- **Brief**
Scan the lines below; pull out those with "title".

[Entries with figure data]
* * * * *

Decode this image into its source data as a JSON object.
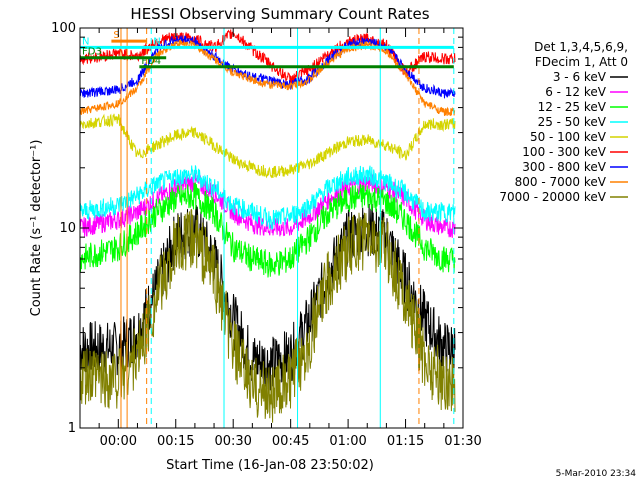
{
  "chart_data": {
    "type": "line",
    "title": "HESSI Observing Summary Count Rates",
    "xlabel": "Start Time (16-Jan-08 23:50:02)",
    "ylabel": "Count Rate (s⁻¹ detector⁻¹)",
    "yscale": "log",
    "ylim": [
      1,
      100
    ],
    "xlim_minutes": [
      -10,
      90
    ],
    "x_ticks": [
      {
        "minutes": 0,
        "label": "00:00"
      },
      {
        "minutes": 15,
        "label": "00:15"
      },
      {
        "minutes": 30,
        "label": "00:30"
      },
      {
        "minutes": 45,
        "label": "00:45"
      },
      {
        "minutes": 60,
        "label": "01:00"
      },
      {
        "minutes": 75,
        "label": "01:15"
      },
      {
        "minutes": 90,
        "label": "01:30"
      }
    ],
    "y_ticks": [
      {
        "value": 1,
        "label": "1"
      },
      {
        "value": 10,
        "label": "10"
      },
      {
        "value": 100,
        "label": "100"
      }
    ],
    "legend": {
      "placement": "right",
      "header": [
        "Det 1,3,4,5,6,9,",
        "FDecim 1, Att 0"
      ]
    },
    "series": [
      {
        "name": "3 - 6 keV",
        "color": "#000000",
        "x": [
          -10,
          -5,
          0,
          5,
          10,
          15,
          20,
          25,
          30,
          35,
          40,
          45,
          50,
          55,
          60,
          65,
          70,
          75,
          80,
          85,
          88
        ],
        "y": [
          2.5,
          2.5,
          2.5,
          3,
          5,
          9,
          10,
          7,
          3.5,
          2.2,
          2.1,
          2.3,
          3.5,
          6,
          9,
          10,
          9,
          5.5,
          3.5,
          2.5,
          2.5
        ]
      },
      {
        "name": "6 - 12 keV",
        "color": "#ff00ff",
        "x": [
          -10,
          -5,
          0,
          5,
          10,
          15,
          20,
          25,
          30,
          35,
          40,
          45,
          50,
          55,
          60,
          65,
          70,
          75,
          80,
          85,
          88
        ],
        "y": [
          10,
          10.5,
          11,
          12,
          14,
          16,
          17,
          15,
          12,
          10.5,
          10,
          10,
          11.5,
          14,
          16,
          17,
          16,
          14,
          11,
          10,
          10
        ]
      },
      {
        "name": "12 - 25 keV",
        "color": "#00ff00",
        "x": [
          -10,
          -5,
          0,
          5,
          10,
          15,
          20,
          25,
          30,
          35,
          40,
          45,
          50,
          55,
          60,
          65,
          70,
          75,
          80,
          85,
          88
        ],
        "y": [
          7,
          7.5,
          8,
          9.5,
          12,
          14,
          14.5,
          12,
          8,
          7,
          6.5,
          7,
          9,
          12,
          14,
          14.5,
          13.5,
          11,
          8,
          7,
          7
        ]
      },
      {
        "name": "25 - 50 keV",
        "color": "#00ffff",
        "x": [
          -10,
          -5,
          0,
          5,
          10,
          15,
          20,
          25,
          30,
          35,
          40,
          45,
          50,
          55,
          60,
          65,
          70,
          75,
          80,
          85,
          88
        ],
        "y": [
          12,
          12.5,
          13,
          14.5,
          16.5,
          18,
          18.5,
          16,
          13,
          12,
          11,
          11.5,
          13,
          16,
          18,
          18.5,
          17,
          15,
          12,
          12,
          12
        ]
      },
      {
        "name": "50 - 100 keV",
        "color": "#d4d400",
        "x": [
          -10,
          -5,
          0,
          5,
          10,
          15,
          20,
          25,
          30,
          35,
          40,
          45,
          50,
          55,
          60,
          65,
          70,
          75,
          80,
          85,
          88
        ],
        "y": [
          33,
          34,
          35,
          23,
          26,
          29,
          30,
          26,
          22,
          20,
          19,
          19.5,
          21,
          24,
          27,
          27.5,
          26,
          23,
          33,
          33,
          33
        ]
      },
      {
        "name": "100 - 300 keV",
        "color": "#ff0000",
        "x": [
          -10,
          -5,
          0,
          5,
          10,
          15,
          20,
          25,
          30,
          35,
          40,
          45,
          50,
          55,
          60,
          65,
          70,
          75,
          80,
          85,
          88
        ],
        "y": [
          70,
          72,
          75,
          72,
          86,
          90,
          88,
          80,
          95,
          78,
          65,
          55,
          62,
          75,
          85,
          88,
          82,
          60,
          72,
          70,
          70
        ]
      },
      {
        "name": "300 - 800 keV",
        "color": "#0000ff",
        "x": [
          -10,
          -5,
          0,
          5,
          10,
          15,
          20,
          25,
          30,
          35,
          40,
          45,
          50,
          55,
          60,
          65,
          70,
          75,
          80,
          85,
          88
        ],
        "y": [
          47,
          48,
          49,
          55,
          78,
          88,
          86,
          72,
          62,
          57,
          54,
          52,
          56,
          70,
          82,
          86,
          80,
          62,
          50,
          47,
          47
        ]
      },
      {
        "name": "800 - 7000 keV",
        "color": "#ff8000",
        "x": [
          -10,
          -5,
          0,
          5,
          10,
          15,
          20,
          25,
          30,
          35,
          40,
          45,
          50,
          55,
          60,
          65,
          70,
          75,
          80,
          85,
          88
        ],
        "y": [
          38,
          40,
          42,
          50,
          73,
          84,
          82,
          70,
          60,
          55,
          52,
          51,
          55,
          68,
          79,
          82,
          77,
          58,
          42,
          38,
          38
        ]
      },
      {
        "name": "7000 - 20000 keV",
        "color": "#808000",
        "x": [
          -10,
          -5,
          0,
          5,
          10,
          15,
          20,
          25,
          30,
          35,
          40,
          45,
          50,
          55,
          60,
          65,
          70,
          75,
          80,
          85,
          88
        ],
        "y": [
          1.7,
          1.8,
          1.8,
          2.3,
          4.5,
          8,
          9,
          6,
          2.5,
          1.6,
          1.5,
          1.7,
          2.8,
          5.5,
          8,
          9,
          8,
          4.5,
          2.2,
          1.7,
          1.7
        ]
      }
    ],
    "vertical_lines": [
      {
        "minutes": 0.7,
        "color": "#ff8000",
        "style": "solid"
      },
      {
        "minutes": 2.3,
        "color": "#ff8000",
        "style": "solid"
      },
      {
        "minutes": 7.4,
        "color": "#ff8000",
        "style": "dashed"
      },
      {
        "minutes": 8.6,
        "color": "#00ffff",
        "style": "dashed"
      },
      {
        "minutes": 27.6,
        "color": "#00ffff",
        "style": "solid"
      },
      {
        "minutes": 46.8,
        "color": "#00ffff",
        "style": "solid"
      },
      {
        "minutes": 68.4,
        "color": "#00ffff",
        "style": "solid"
      },
      {
        "minutes": 78.5,
        "color": "#ff8000",
        "style": "dashed"
      },
      {
        "minutes": 87.6,
        "color": "#00ffff",
        "style": "dashed"
      }
    ],
    "annotations": [
      {
        "label": "S",
        "color": "#ff8000",
        "start_minutes": -1.8,
        "end_minutes": 7.4,
        "level": 86
      },
      {
        "label": "N",
        "color": "#00ffff",
        "start_minutes": -10,
        "end_minutes": 8.6,
        "level": 80
      },
      {
        "label": "N",
        "color": "#00ffff",
        "start_minutes": 8.6,
        "end_minutes": 87.6,
        "level": 80
      },
      {
        "label": "FD3",
        "color": "#008000",
        "start_minutes": -10,
        "end_minutes": 12.5,
        "level": 71
      },
      {
        "label": "FD4",
        "color": "#008000",
        "start_minutes": 5.5,
        "end_minutes": 87.6,
        "level": 64
      }
    ],
    "grid": false
  },
  "footer": {
    "timestamp": "5-Mar-2010 23:34"
  }
}
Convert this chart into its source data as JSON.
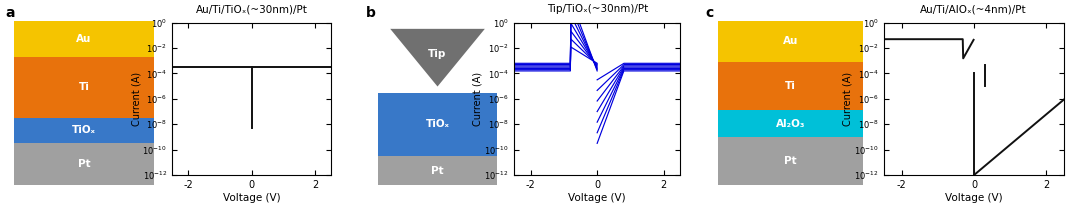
{
  "panel_a": {
    "title": "Au/Ti/TiOₓ(~30nm)/Pt",
    "layers": [
      {
        "label": "Au",
        "color": "#F5C400",
        "text_color": "white"
      },
      {
        "label": "Ti",
        "color": "#E8720C",
        "text_color": "white"
      },
      {
        "label": "TiOₓ",
        "color": "#3878C8",
        "text_color": "white"
      },
      {
        "label": "Pt",
        "color": "#A0A0A0",
        "text_color": "white"
      }
    ],
    "plot_color": "#111111"
  },
  "panel_b": {
    "title": "Tip/TiOₓ(~30nm)/Pt",
    "tip_color": "#707070",
    "layers": [
      {
        "label": "TiOₓ",
        "color": "#3878C8",
        "text_color": "white"
      },
      {
        "label": "Pt",
        "color": "#A0A0A0",
        "text_color": "white"
      }
    ],
    "plot_color": "#0000DD"
  },
  "panel_c": {
    "title": "Au/Ti/AlOₓ(~4nm)/Pt",
    "layers": [
      {
        "label": "Au",
        "color": "#F5C400",
        "text_color": "white"
      },
      {
        "label": "Ti",
        "color": "#E8720C",
        "text_color": "white"
      },
      {
        "label": "Al₂O₃",
        "color": "#00C0D8",
        "text_color": "white"
      },
      {
        "label": "Pt",
        "color": "#A0A0A0",
        "text_color": "white"
      }
    ],
    "plot_color": "#111111"
  },
  "ylabel": "Current (A)",
  "xlabel": "Voltage (V)",
  "bg_color": "#FFFFFF"
}
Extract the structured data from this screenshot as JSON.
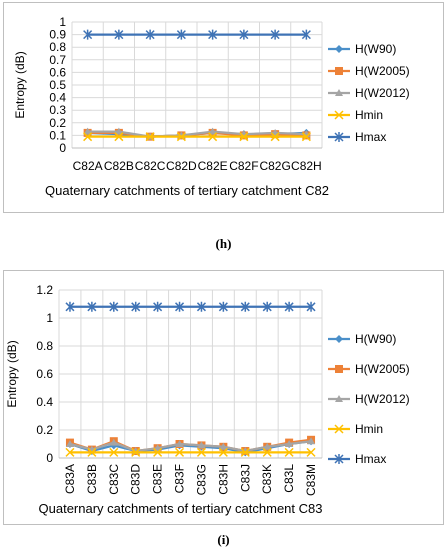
{
  "captions": {
    "h": "(h)",
    "i": "(i)"
  },
  "legend_labels": [
    "H(W90)",
    "H(W2005)",
    "H(W2012)",
    "Hmin",
    "Hmax"
  ],
  "chart_data": [
    {
      "type": "line",
      "panel": "h",
      "categories": [
        "C82A",
        "C82B",
        "C82C",
        "C82D",
        "C82E",
        "C82F",
        "C82G",
        "C82H"
      ],
      "ylabel": "Entropy (dB)",
      "xlabel": "Quaternary catchments of tertiary catchment C82",
      "ylim": [
        0,
        1
      ],
      "yticks": [
        0,
        0.1,
        0.2,
        0.3,
        0.4,
        0.5,
        0.6,
        0.7,
        0.8,
        0.9,
        1
      ],
      "grid": true,
      "legend_position": "right",
      "series": [
        {
          "name": "H(W90)",
          "color": "#4a8fc9",
          "marker": "diamond",
          "values": [
            0.12,
            0.11,
            0.09,
            0.1,
            0.12,
            0.11,
            0.11,
            0.12
          ]
        },
        {
          "name": "H(W2005)",
          "color": "#ed8137",
          "marker": "square",
          "values": [
            0.12,
            0.12,
            0.09,
            0.1,
            0.12,
            0.1,
            0.11,
            0.1
          ]
        },
        {
          "name": "H(W2012)",
          "color": "#a5a5a5",
          "marker": "triangle",
          "values": [
            0.13,
            0.13,
            0.09,
            0.1,
            0.13,
            0.11,
            0.12,
            0.11
          ]
        },
        {
          "name": "Hmin",
          "color": "#ffc000",
          "marker": "x",
          "values": [
            0.09,
            0.09,
            0.09,
            0.09,
            0.09,
            0.09,
            0.09,
            0.09
          ]
        },
        {
          "name": "Hmax",
          "color": "#3f73b5",
          "marker": "star",
          "values": [
            0.9,
            0.9,
            0.9,
            0.9,
            0.9,
            0.9,
            0.9,
            0.9
          ]
        }
      ]
    },
    {
      "type": "line",
      "panel": "i",
      "categories": [
        "C83A",
        "C83B",
        "C83C",
        "C83D",
        "C83E",
        "C83F",
        "C83G",
        "C83H",
        "C83J",
        "C83K",
        "C83L",
        "C83M"
      ],
      "ylabel": "Entropy (dB)",
      "xlabel": "Quaternary catchments of tertiary catchment C83",
      "ylim": [
        0,
        1.2
      ],
      "yticks": [
        0,
        0.2,
        0.4,
        0.6,
        0.8,
        1,
        1.2
      ],
      "grid": true,
      "legend_position": "right",
      "series": [
        {
          "name": "H(W90)",
          "color": "#4a8fc9",
          "marker": "diamond",
          "values": [
            0.1,
            0.05,
            0.09,
            0.05,
            0.06,
            0.09,
            0.08,
            0.07,
            0.04,
            0.07,
            0.1,
            0.12
          ]
        },
        {
          "name": "H(W2005)",
          "color": "#ed8137",
          "marker": "square",
          "values": [
            0.11,
            0.06,
            0.12,
            0.05,
            0.07,
            0.1,
            0.09,
            0.08,
            0.05,
            0.08,
            0.11,
            0.13
          ]
        },
        {
          "name": "H(W2012)",
          "color": "#a5a5a5",
          "marker": "triangle",
          "values": [
            0.1,
            0.06,
            0.11,
            0.05,
            0.07,
            0.1,
            0.09,
            0.08,
            0.05,
            0.08,
            0.1,
            0.12
          ]
        },
        {
          "name": "Hmin",
          "color": "#ffc000",
          "marker": "x",
          "values": [
            0.04,
            0.04,
            0.04,
            0.04,
            0.04,
            0.04,
            0.04,
            0.04,
            0.04,
            0.04,
            0.04,
            0.04
          ]
        },
        {
          "name": "Hmax",
          "color": "#3f73b5",
          "marker": "star",
          "values": [
            1.08,
            1.08,
            1.08,
            1.08,
            1.08,
            1.08,
            1.08,
            1.08,
            1.08,
            1.08,
            1.08,
            1.08
          ]
        }
      ]
    }
  ]
}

* * * * *

- **Worked solution**
    "title": "HESSI Observing Summary Count Rates",
    "title": "Au/Ti/TiOₓ(~30nm)/Pt",
    "title": "Tip/TiOₓ(~30nm)/Pt",
    "title": "Au/Ti/AlOₓ(~4nm)/Pt",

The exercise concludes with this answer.